__EXERCISE PROMPT__. Extract the complete data exactly as given.
─── THE RECORDS
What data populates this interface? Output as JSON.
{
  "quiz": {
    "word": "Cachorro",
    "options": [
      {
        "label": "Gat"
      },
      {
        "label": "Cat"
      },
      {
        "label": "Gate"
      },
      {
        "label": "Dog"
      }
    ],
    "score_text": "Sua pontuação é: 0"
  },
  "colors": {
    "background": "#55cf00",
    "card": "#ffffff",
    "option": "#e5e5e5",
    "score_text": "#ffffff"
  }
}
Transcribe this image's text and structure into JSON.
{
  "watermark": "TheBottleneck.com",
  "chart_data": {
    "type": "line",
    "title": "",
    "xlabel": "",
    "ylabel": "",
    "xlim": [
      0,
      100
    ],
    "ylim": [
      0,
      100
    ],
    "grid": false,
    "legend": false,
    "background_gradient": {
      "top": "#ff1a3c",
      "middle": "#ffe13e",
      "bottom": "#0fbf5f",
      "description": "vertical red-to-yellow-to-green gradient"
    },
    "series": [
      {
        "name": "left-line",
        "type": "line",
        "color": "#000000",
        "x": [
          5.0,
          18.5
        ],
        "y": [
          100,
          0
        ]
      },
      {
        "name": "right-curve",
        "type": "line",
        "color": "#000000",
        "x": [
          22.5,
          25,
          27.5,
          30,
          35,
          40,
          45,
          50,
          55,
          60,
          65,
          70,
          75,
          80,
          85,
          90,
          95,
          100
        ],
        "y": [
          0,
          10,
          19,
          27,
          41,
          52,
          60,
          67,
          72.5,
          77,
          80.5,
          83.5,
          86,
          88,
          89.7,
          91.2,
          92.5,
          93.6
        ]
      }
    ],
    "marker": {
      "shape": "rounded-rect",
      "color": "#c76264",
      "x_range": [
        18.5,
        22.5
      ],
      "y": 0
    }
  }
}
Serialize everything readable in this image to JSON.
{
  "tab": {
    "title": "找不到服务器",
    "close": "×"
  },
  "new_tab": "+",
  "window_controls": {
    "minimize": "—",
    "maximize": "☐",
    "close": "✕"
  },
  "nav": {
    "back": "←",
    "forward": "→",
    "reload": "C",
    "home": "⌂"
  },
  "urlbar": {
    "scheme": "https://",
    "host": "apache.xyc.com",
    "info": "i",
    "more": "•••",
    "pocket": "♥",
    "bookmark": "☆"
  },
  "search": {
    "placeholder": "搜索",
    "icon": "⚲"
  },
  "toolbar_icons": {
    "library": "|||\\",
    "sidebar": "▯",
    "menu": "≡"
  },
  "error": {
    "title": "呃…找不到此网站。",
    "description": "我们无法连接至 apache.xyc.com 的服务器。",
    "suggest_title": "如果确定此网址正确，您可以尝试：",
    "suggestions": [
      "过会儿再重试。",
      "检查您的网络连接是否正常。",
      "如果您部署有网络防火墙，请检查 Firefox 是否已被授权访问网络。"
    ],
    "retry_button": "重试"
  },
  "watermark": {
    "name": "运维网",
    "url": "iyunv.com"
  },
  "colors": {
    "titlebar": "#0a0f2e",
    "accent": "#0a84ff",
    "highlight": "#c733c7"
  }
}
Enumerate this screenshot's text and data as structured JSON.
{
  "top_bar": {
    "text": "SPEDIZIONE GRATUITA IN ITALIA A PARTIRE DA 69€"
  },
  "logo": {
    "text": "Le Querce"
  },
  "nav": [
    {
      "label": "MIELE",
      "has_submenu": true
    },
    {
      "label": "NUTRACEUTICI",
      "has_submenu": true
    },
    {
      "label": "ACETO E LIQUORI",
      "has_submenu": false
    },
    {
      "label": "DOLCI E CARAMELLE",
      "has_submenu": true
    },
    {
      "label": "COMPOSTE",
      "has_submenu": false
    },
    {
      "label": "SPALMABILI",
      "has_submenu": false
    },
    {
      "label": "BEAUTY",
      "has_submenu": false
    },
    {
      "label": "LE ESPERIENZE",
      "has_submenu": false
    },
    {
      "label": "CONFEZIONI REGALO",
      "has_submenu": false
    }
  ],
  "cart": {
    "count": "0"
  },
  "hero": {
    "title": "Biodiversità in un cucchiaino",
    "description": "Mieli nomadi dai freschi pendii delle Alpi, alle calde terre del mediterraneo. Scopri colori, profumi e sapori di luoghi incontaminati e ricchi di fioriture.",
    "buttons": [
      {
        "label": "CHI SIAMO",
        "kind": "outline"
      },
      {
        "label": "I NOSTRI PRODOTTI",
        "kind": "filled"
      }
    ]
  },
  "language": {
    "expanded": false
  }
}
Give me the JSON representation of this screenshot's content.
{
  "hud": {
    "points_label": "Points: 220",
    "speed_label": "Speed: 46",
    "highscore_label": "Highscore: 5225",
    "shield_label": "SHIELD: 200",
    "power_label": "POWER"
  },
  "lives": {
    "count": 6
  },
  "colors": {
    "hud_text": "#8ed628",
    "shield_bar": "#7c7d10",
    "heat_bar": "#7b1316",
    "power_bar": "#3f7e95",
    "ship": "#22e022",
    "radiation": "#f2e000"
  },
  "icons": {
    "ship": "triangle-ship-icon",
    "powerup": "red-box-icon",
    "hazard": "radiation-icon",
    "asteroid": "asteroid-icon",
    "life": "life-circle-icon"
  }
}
──────
__ANSWER TO THE TASK__.
What data populates this interface? Output as JSON.
{
  "quiz": {
    "word": "Cachorro",
    "options": [
      {
        "label": "Gat"
      },
      {
        "label": "Cat"
      },
      {
        "label": "Gate"
      },
      {
        "label": "Dog"
      }
    ],
    "score_text": "Sua pontuação é: 0"
  },
  "colors": {
    "background": "#55cf00",
    "card": "#ffffff",
    "option": "#e5e5e5",
    "score_text": "#ffffff"
  }
}
Transcribe this image's text and structure into JSON.
{
  "watermark": "TheBottleneck.com",
  "chart_data": {
    "type": "line",
    "title": "",
    "xlabel": "",
    "ylabel": "",
    "xlim": [
      0,
      100
    ],
    "ylim": [
      0,
      100
    ],
    "grid": false,
    "legend": false,
    "background_gradient": {
      "top": "#ff1a3c",
      "middle": "#ffe13e",
      "bottom": "#0fbf5f",
      "description": "vertical red-to-yellow-to-green gradient"
    },
    "series": [
      {
        "name": "left-line",
        "type": "line",
        "color": "#000000",
        "x": [
          5.0,
          18.5
        ],
        "y": [
          100,
          0
        ]
      },
      {
        "name": "right-curve",
        "type": "line",
        "color": "#000000",
        "x": [
          22.5,
          25,
          27.5,
          30,
          35,
          40,
          45,
          50,
          55,
          60,
          65,
          70,
          75,
          80,
          85,
          90,
          95,
          100
        ],
        "y": [
          0,
          10,
          19,
          27,
          41,
          52,
          60,
          67,
          72.5,
          77,
          80.5,
          83.5,
          86,
          88,
          89.7,
          91.2,
          92.5,
          93.6
        ]
      }
    ],
    "marker": {
      "shape": "rounded-rect",
      "color": "#c76264",
      "x_range": [
        18.5,
        22.5
      ],
      "y": 0
    }
  }
}
Serialize everything readable in this image to JSON.
{
  "tab": {
    "title": "找不到服务器",
    "close": "×"
  },
  "new_tab": "+",
  "window_controls": {
    "minimize": "—",
    "maximize": "☐",
    "close": "✕"
  },
  "nav": {
    "back": "←",
    "forward": "→",
    "reload": "C",
    "home": "⌂"
  },
  "urlbar": {
    "scheme": "https://",
    "host": "apache.xyc.com",
    "info": "i",
    "more": "•••",
    "pocket": "♥",
    "bookmark": "☆"
  },
  "search": {
    "placeholder": "搜索",
    "icon": "⚲"
  },
  "toolbar_icons": {
    "library": "|||\\",
    "sidebar": "▯",
    "menu": "≡"
  },
  "error": {
    "title": "呃…找不到此网站。",
    "description": "我们无法连接至 apache.xyc.com 的服务器。",
    "suggest_title": "如果确定此网址正确，您可以尝试：",
    "suggestions": [
      "过会儿再重试。",
      "检查您的网络连接是否正常。",
      "如果您部署有网络防火墙，请检查 Firefox 是否已被授权访问网络。"
    ],
    "retry_button": "重试"
  },
  "watermark": {
    "name": "运维网",
    "url": "iyunv.com"
  },
  "colors": {
    "titlebar": "#0a0f2e",
    "accent": "#0a84ff",
    "highlight": "#c733c7"
  }
}
Enumerate this screenshot's text and data as structured JSON.
{
  "top_bar": {
    "text": "SPEDIZIONE GRATUITA IN ITALIA A PARTIRE DA 69€"
  },
  "logo": {
    "text": "Le Querce"
  },
  "nav": [
    {
      "label": "MIELE",
      "has_submenu": true
    },
    {
      "label": "NUTRACEUTICI",
      "has_submenu": true
    },
    {
      "label": "ACETO E LIQUORI",
      "has_submenu": false
    },
    {
      "label": "DOLCI E CARAMELLE",
      "has_submenu": true
    },
    {
      "label": "COMPOSTE",
      "has_submenu": false
    },
    {
      "label": "SPALMABILI",
      "has_submenu": false
    },
    {
      "label": "BEAUTY",
      "has_submenu": false
    },
    {
      "label": "LE ESPERIENZE",
      "has_submenu": false
    },
    {
      "label": "CONFEZIONI REGALO",
      "has_submenu": false
    }
  ],
  "cart": {
    "count": "0"
  },
  "hero": {
    "title": "Biodiversità in un cucchiaino",
    "description": "Mieli nomadi dai freschi pendii delle Alpi, alle calde terre del mediterraneo. Scopri colori, profumi e sapori di luoghi incontaminati e ricchi di fioriture.",
    "buttons": [
      {
        "label": "CHI SIAMO",
        "kind": "outline"
      },
      {
        "label": "I NOSTRI PRODOTTI",
        "kind": "filled"
      }
    ]
  },
  "language": {
    "expanded": false
  }
}
Give me the JSON representation of this screenshot's content.
{
  "hud": {
    "points_label": "Points: 220",
    "speed_label": "Speed: 46",
    "highscore_label": "Highscore: 5225",
    "shield_label": "SHIELD: 200",
    "power_label": "POWER"
  },
  "lives": {
    "count": 6
  },
  "colors": {
    "hud_text": "#8ed628",
    "shield_bar": "#7c7d10",
    "heat_bar": "#7b1316",
    "power_bar": "#3f7e95",
    "ship": "#22e022",
    "radiation": "#f2e000"
  },
  "icons": {
    "ship": "triangle-ship-icon",
    "powerup": "red-box-icon",
    "hazard": "radiation-icon",
    "asteroid": "asteroid-icon",
    "life": "life-circle-icon"
  }
}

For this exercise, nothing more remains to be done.